── STORED DATA

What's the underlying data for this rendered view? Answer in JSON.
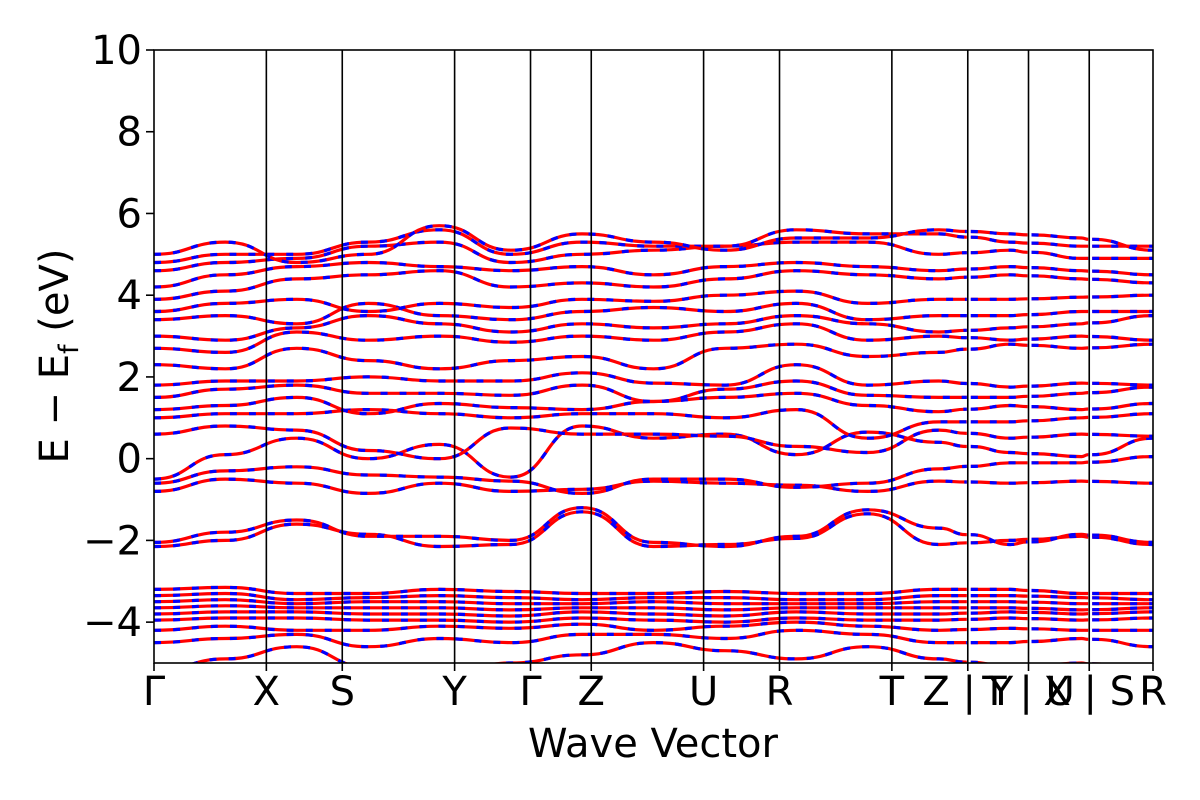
{
  "chart_data": {
    "type": "line",
    "xlabel": "Wave Vector",
    "ylabel_parts": {
      "main": "E − E",
      "sub": "f",
      "unit": " (eV)"
    },
    "ylim": [
      -5,
      10
    ],
    "yticks": [
      {
        "value": -4,
        "label": "−4"
      },
      {
        "value": -2,
        "label": "−2"
      },
      {
        "value": 0,
        "label": "0"
      },
      {
        "value": 2,
        "label": "2"
      },
      {
        "value": 4,
        "label": "4"
      },
      {
        "value": 6,
        "label": "6"
      },
      {
        "value": 8,
        "label": "8"
      },
      {
        "value": 10,
        "label": "10"
      }
    ],
    "kpoints": [
      {
        "label": "Γ",
        "k": 0.0
      },
      {
        "label": "X",
        "k": 0.37
      },
      {
        "label": "S",
        "k": 0.62
      },
      {
        "label": "Y",
        "k": 0.99
      },
      {
        "label": "Γ",
        "k": 1.24
      },
      {
        "label": "Z",
        "k": 1.44
      },
      {
        "label": "U",
        "k": 1.81
      },
      {
        "label": "R",
        "k": 2.06
      },
      {
        "label": "T",
        "k": 2.43
      },
      {
        "label": "Z | Y",
        "k": 2.68
      },
      {
        "label": "T | U",
        "k": 2.88
      },
      {
        "label": "X | S",
        "k": 3.08
      },
      {
        "label": "R",
        "k": 3.29
      }
    ],
    "xlim": [
      0.0,
      3.29
    ],
    "segment_breaks_k": [
      2.68,
      2.88,
      3.08
    ],
    "series": [
      {
        "color": "#ff0000",
        "style": "solid",
        "width": 3.2
      },
      {
        "color": "#0000ff",
        "style": "dashed",
        "width": 3.2
      }
    ],
    "bands": [
      [
        -2.15,
        -2.0,
        -1.6,
        -1.85,
        -2.15,
        -2.1,
        -1.3,
        -2.15,
        -2.1,
        -1.95,
        -1.35,
        -2.1,
        -2.0,
        -1.9,
        -2.1
      ],
      [
        -2.05,
        -1.8,
        -1.5,
        -1.9,
        -1.9,
        -2.0,
        -1.2,
        -2.05,
        -2.15,
        -1.9,
        -1.25,
        -1.7,
        -2.1,
        -1.85,
        -2.05
      ],
      [
        -0.8,
        -0.5,
        -0.6,
        -0.85,
        -0.6,
        -0.8,
        -0.75,
        -0.55,
        -0.6,
        -0.65,
        -0.8,
        -0.55,
        -0.6,
        -0.55,
        -0.6
      ],
      [
        -0.6,
        -0.3,
        -0.2,
        -0.4,
        -0.45,
        -0.55,
        -0.85,
        -0.5,
        -0.5,
        -0.7,
        -0.6,
        -0.25,
        -0.1,
        -0.1,
        0.05
      ],
      [
        -0.5,
        0.1,
        0.5,
        0.0,
        0.35,
        -0.45,
        0.8,
        0.5,
        0.6,
        0.1,
        0.65,
        0.4,
        0.15,
        0.05,
        0.5
      ],
      [
        0.6,
        0.8,
        0.7,
        0.2,
        0.0,
        0.75,
        0.6,
        0.6,
        0.55,
        0.3,
        0.15,
        0.7,
        0.5,
        0.6,
        0.55
      ],
      [
        1.0,
        1.1,
        1.1,
        1.2,
        1.1,
        1.0,
        1.1,
        1.1,
        1.0,
        1.2,
        0.5,
        0.9,
        0.9,
        1.0,
        1.1
      ],
      [
        1.2,
        1.3,
        1.5,
        1.1,
        1.35,
        1.25,
        1.2,
        1.4,
        1.5,
        1.6,
        1.3,
        1.15,
        1.3,
        1.2,
        1.35
      ],
      [
        1.5,
        1.7,
        1.8,
        1.6,
        1.6,
        1.55,
        1.8,
        1.4,
        1.7,
        1.9,
        1.55,
        1.5,
        1.5,
        1.6,
        1.75
      ],
      [
        1.8,
        1.9,
        1.9,
        2.0,
        1.9,
        1.9,
        2.1,
        1.85,
        1.8,
        2.3,
        1.8,
        1.9,
        1.75,
        1.85,
        1.8
      ],
      [
        2.3,
        2.2,
        2.7,
        2.4,
        2.2,
        2.4,
        2.5,
        2.2,
        2.7,
        2.8,
        2.5,
        2.6,
        2.8,
        2.7,
        2.8
      ],
      [
        2.7,
        2.6,
        3.1,
        2.9,
        3.0,
        2.85,
        3.0,
        2.9,
        3.1,
        3.3,
        2.9,
        3.0,
        2.9,
        3.0,
        2.9
      ],
      [
        3.0,
        2.9,
        3.2,
        3.5,
        3.3,
        3.1,
        3.3,
        3.2,
        3.3,
        3.5,
        3.3,
        3.1,
        3.2,
        3.3,
        3.5
      ],
      [
        3.4,
        3.5,
        3.3,
        3.8,
        3.5,
        3.4,
        3.6,
        3.7,
        3.6,
        3.8,
        3.4,
        3.5,
        3.5,
        3.6,
        3.6
      ],
      [
        3.6,
        3.8,
        3.9,
        3.6,
        3.8,
        3.7,
        3.9,
        3.85,
        4.0,
        4.1,
        3.8,
        3.9,
        3.9,
        3.95,
        4.0
      ],
      [
        3.9,
        4.1,
        4.4,
        4.5,
        4.6,
        4.2,
        4.3,
        4.2,
        4.4,
        4.6,
        4.5,
        4.4,
        4.5,
        4.4,
        4.3
      ],
      [
        4.2,
        4.5,
        4.7,
        4.8,
        4.7,
        4.6,
        4.7,
        4.5,
        4.7,
        4.8,
        4.7,
        4.6,
        4.7,
        4.6,
        4.5
      ],
      [
        4.6,
        4.8,
        4.9,
        5.2,
        5.3,
        4.8,
        5.0,
        5.1,
        5.2,
        5.3,
        5.3,
        5.0,
        5.1,
        4.9,
        4.9
      ],
      [
        4.8,
        5.0,
        5.0,
        5.3,
        5.6,
        5.0,
        5.3,
        5.2,
        5.2,
        5.6,
        5.5,
        5.5,
        5.3,
        5.2,
        5.2
      ],
      [
        5.0,
        5.3,
        4.8,
        5.0,
        5.7,
        5.1,
        5.5,
        5.3,
        5.1,
        5.4,
        5.4,
        5.6,
        5.5,
        5.4,
        5.1
      ],
      [
        -3.2,
        -3.15,
        -3.3,
        -3.3,
        -3.2,
        -3.25,
        -3.3,
        -3.3,
        -3.25,
        -3.3,
        -3.3,
        -3.2,
        -3.2,
        -3.3,
        -3.3
      ],
      [
        -3.35,
        -3.3,
        -3.45,
        -3.4,
        -3.35,
        -3.4,
        -3.45,
        -3.4,
        -3.4,
        -3.45,
        -3.45,
        -3.35,
        -3.35,
        -3.4,
        -3.45
      ],
      [
        -3.5,
        -3.45,
        -3.55,
        -3.5,
        -3.5,
        -3.55,
        -3.55,
        -3.5,
        -3.55,
        -3.55,
        -3.55,
        -3.5,
        -3.5,
        -3.55,
        -3.55
      ],
      [
        -3.65,
        -3.6,
        -3.65,
        -3.65,
        -3.65,
        -3.7,
        -3.65,
        -3.65,
        -3.7,
        -3.65,
        -3.65,
        -3.65,
        -3.65,
        -3.7,
        -3.65
      ],
      [
        -3.8,
        -3.75,
        -3.75,
        -3.8,
        -3.8,
        -3.85,
        -3.75,
        -3.8,
        -3.85,
        -3.75,
        -3.8,
        -3.8,
        -3.75,
        -3.8,
        -3.75
      ],
      [
        -3.95,
        -3.9,
        -3.9,
        -3.95,
        -3.95,
        -4.0,
        -3.9,
        -3.95,
        -4.0,
        -3.9,
        -3.95,
        -3.95,
        -3.9,
        -3.95,
        -3.9
      ],
      [
        -4.2,
        -4.1,
        -4.2,
        -4.2,
        -4.1,
        -4.15,
        -4.05,
        -4.2,
        -4.1,
        -4.0,
        -4.1,
        -4.2,
        -4.15,
        -4.2,
        -4.2
      ],
      [
        -4.5,
        -4.4,
        -4.3,
        -4.6,
        -4.4,
        -4.5,
        -4.3,
        -4.3,
        -4.4,
        -4.2,
        -4.3,
        -4.5,
        -4.5,
        -4.4,
        -4.6
      ],
      [
        -5.2,
        -4.9,
        -4.6,
        -5.1,
        -5.3,
        -5.0,
        -4.8,
        -4.5,
        -4.7,
        -4.9,
        -4.6,
        -4.9,
        -5.1,
        -5.0,
        -5.2
      ]
    ]
  }
}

────

CHALLENGE
Pick out each line in the material containing "value".

SOLUTION TO THE EXERCISE
        "value": -4,
        "value": -2,
        "value": 0,
        "value": 2,
        "value": 4,
        "value": 6,
        "value": 8,
        "value": 10,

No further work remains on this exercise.